▶ **Directions for this task**:
From the records below, pull each line that has "title".

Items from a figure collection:
<<<<
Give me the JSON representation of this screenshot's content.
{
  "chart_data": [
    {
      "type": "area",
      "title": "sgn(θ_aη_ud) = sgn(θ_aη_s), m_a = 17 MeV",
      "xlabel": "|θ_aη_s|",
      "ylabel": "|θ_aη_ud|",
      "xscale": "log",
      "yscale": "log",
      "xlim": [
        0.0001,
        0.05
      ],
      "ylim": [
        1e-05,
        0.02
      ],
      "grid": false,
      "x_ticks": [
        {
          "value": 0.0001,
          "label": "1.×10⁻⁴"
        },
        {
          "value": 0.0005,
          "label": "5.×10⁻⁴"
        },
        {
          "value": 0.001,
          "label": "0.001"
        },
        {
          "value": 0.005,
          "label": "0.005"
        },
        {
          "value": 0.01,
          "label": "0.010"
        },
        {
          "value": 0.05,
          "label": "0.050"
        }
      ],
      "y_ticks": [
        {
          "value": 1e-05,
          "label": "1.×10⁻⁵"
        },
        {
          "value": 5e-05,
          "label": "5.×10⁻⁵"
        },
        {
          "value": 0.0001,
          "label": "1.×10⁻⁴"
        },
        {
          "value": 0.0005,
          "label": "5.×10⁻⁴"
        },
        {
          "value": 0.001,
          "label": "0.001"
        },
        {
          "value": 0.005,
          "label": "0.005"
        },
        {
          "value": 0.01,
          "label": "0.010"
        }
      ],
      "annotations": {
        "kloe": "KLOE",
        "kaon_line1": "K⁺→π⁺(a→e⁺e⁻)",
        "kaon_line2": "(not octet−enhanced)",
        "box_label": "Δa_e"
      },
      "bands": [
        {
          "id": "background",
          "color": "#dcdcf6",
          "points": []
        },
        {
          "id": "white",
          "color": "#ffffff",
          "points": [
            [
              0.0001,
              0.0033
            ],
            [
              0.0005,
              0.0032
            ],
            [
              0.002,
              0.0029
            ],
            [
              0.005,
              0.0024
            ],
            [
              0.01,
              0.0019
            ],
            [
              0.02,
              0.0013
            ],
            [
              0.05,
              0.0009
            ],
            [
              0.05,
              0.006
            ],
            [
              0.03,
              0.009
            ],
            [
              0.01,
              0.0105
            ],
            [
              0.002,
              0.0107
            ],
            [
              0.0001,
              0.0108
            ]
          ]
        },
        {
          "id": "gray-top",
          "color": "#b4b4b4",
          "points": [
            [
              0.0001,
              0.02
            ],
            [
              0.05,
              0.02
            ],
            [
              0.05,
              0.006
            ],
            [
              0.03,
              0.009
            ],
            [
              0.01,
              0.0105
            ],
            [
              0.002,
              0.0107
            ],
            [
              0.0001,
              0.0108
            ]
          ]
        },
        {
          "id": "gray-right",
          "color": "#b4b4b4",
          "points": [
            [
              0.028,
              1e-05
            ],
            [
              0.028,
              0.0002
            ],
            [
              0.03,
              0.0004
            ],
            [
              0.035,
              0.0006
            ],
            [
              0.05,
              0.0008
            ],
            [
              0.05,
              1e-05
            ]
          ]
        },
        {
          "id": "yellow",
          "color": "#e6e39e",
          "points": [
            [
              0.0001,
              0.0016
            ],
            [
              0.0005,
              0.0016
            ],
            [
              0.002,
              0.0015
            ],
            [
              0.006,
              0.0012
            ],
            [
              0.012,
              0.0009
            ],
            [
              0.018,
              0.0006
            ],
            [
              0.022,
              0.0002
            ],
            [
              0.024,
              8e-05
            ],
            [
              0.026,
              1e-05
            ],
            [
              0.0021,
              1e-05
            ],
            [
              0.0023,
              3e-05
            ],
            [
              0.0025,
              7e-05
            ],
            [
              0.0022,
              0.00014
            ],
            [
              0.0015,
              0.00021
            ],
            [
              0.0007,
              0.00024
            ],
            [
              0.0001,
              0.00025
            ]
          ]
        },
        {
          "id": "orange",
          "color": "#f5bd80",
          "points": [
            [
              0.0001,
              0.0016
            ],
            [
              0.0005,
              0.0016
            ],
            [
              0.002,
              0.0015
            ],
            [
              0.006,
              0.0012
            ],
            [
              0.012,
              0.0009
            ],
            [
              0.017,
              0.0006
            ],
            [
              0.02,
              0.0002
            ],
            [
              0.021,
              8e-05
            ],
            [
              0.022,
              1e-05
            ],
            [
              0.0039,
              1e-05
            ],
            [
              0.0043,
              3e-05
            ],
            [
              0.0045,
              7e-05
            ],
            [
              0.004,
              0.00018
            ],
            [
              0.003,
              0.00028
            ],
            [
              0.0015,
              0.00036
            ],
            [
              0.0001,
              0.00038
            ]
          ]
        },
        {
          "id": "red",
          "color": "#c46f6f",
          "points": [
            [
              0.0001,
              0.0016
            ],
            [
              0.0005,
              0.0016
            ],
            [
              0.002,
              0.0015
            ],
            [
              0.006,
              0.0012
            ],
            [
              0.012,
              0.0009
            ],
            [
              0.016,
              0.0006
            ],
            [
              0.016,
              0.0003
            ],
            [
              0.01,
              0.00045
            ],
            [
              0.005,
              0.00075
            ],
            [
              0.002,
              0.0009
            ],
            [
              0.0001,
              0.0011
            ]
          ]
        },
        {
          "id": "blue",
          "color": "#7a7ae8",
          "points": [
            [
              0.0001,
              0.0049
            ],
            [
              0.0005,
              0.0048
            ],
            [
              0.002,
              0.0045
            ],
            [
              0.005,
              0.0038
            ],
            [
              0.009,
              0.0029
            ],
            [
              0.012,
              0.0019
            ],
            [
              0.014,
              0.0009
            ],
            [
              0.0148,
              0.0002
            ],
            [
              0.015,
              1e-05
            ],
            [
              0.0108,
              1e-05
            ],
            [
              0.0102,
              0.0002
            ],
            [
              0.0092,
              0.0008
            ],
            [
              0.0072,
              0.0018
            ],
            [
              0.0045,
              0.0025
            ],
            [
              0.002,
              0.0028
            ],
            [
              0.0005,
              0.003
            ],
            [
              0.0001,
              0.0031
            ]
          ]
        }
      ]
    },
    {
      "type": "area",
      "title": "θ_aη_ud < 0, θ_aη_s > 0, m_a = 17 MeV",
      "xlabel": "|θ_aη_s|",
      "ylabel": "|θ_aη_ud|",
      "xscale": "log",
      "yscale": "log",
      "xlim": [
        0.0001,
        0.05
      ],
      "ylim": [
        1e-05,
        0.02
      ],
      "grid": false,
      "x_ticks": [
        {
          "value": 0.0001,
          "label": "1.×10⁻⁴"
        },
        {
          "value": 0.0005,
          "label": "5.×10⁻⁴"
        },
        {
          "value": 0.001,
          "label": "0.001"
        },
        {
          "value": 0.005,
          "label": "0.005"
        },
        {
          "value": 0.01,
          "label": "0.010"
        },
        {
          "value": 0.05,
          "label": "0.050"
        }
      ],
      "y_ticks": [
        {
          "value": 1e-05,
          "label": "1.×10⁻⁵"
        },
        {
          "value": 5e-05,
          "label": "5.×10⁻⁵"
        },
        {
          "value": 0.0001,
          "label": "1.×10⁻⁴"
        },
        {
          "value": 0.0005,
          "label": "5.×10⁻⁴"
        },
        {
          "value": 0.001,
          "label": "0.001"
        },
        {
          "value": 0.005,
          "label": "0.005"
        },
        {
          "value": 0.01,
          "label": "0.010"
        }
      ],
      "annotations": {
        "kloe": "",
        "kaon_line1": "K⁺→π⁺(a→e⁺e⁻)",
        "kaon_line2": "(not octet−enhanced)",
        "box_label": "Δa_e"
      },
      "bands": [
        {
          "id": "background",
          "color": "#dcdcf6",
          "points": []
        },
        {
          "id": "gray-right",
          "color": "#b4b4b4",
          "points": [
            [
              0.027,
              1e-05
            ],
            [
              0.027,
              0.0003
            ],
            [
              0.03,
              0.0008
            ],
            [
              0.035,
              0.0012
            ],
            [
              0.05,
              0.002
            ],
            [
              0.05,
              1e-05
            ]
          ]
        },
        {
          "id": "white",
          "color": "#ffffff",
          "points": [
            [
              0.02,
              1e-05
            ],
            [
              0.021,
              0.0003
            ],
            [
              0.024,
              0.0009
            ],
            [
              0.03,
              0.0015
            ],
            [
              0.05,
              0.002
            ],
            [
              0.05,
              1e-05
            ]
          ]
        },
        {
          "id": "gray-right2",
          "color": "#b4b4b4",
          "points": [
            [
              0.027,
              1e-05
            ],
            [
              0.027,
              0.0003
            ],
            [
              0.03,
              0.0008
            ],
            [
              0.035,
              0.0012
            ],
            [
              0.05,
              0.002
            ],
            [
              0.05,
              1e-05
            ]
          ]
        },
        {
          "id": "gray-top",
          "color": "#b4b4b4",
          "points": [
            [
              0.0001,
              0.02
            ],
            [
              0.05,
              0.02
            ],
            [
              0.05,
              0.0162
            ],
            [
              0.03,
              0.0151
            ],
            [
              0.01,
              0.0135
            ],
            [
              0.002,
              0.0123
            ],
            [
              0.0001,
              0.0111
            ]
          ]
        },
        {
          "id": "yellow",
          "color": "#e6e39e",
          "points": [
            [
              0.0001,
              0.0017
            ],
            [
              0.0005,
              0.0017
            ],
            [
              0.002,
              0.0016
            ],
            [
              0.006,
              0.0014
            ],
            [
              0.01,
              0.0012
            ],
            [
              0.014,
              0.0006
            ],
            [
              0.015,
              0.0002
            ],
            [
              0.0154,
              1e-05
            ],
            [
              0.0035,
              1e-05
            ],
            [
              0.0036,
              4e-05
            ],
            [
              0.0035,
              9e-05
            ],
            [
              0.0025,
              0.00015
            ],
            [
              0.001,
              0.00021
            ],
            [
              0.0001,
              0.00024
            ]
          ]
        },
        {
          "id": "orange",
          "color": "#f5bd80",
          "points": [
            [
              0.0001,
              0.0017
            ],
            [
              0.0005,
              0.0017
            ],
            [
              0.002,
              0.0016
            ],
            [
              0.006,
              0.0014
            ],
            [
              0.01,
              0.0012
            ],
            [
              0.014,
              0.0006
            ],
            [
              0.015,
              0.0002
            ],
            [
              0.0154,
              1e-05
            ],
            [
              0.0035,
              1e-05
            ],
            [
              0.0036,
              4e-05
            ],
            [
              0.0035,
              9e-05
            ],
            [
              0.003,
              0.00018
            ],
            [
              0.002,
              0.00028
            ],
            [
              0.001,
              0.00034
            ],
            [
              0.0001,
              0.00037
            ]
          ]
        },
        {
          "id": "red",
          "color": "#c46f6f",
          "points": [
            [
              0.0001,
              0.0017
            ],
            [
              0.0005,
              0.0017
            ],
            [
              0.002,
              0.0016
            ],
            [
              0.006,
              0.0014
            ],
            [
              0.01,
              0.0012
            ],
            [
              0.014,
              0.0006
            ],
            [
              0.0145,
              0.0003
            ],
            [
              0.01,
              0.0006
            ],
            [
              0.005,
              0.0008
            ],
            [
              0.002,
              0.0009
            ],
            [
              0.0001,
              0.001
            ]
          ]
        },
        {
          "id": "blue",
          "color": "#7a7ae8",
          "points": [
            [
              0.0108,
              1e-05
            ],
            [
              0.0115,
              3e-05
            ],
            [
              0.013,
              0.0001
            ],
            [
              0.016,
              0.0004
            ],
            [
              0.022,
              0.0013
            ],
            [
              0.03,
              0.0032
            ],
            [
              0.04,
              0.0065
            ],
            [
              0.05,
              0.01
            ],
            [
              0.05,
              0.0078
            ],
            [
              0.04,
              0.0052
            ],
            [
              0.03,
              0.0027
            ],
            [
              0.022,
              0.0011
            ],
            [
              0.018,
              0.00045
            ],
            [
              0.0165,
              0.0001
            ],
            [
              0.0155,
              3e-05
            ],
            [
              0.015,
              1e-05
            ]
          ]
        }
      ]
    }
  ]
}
>>>>
▶ **Exercise output**:
      "title": "sgn(θ_aη_ud) = sgn(θ_aη_s), m_a = 17 MeV",
      "title": "θ_aη_ud < 0, θ_aη_s > 0, m_a = 17 MeV",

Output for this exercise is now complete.